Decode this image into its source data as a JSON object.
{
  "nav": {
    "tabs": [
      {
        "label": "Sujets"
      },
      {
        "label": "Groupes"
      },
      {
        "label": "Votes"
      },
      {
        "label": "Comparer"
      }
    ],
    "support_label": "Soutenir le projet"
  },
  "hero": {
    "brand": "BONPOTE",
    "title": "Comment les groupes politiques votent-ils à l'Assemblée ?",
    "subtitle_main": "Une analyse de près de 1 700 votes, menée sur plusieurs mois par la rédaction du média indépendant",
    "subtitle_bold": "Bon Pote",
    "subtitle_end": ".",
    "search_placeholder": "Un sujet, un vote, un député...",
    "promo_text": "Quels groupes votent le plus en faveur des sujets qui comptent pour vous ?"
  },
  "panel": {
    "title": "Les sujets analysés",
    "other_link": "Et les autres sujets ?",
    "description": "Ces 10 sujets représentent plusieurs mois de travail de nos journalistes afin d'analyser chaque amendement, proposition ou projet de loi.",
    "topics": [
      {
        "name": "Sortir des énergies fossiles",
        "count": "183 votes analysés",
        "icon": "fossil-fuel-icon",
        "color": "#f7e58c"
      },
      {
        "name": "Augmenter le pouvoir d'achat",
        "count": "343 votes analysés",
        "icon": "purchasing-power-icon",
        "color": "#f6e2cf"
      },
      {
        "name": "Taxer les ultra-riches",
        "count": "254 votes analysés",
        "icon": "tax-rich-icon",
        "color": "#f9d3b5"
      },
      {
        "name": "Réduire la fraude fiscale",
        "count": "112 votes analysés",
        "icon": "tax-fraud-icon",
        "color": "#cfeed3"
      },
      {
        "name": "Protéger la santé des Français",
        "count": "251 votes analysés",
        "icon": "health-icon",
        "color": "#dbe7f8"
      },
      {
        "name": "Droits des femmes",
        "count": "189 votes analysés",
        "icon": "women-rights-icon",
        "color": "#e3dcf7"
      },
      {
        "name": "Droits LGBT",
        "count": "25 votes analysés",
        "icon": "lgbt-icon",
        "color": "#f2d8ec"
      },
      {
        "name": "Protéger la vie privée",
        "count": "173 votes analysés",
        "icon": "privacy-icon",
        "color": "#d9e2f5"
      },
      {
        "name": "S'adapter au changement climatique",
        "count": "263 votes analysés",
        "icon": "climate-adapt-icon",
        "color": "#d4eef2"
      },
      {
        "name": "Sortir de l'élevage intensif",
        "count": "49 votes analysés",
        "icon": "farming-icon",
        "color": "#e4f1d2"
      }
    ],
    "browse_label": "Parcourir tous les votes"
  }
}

+===+

## Short task
Copy each line above containing the string "Sortir".

## Solved problem
        "name": "Sortir des énergies fossiles",
        "name": "Sortir de l'élevage intensif",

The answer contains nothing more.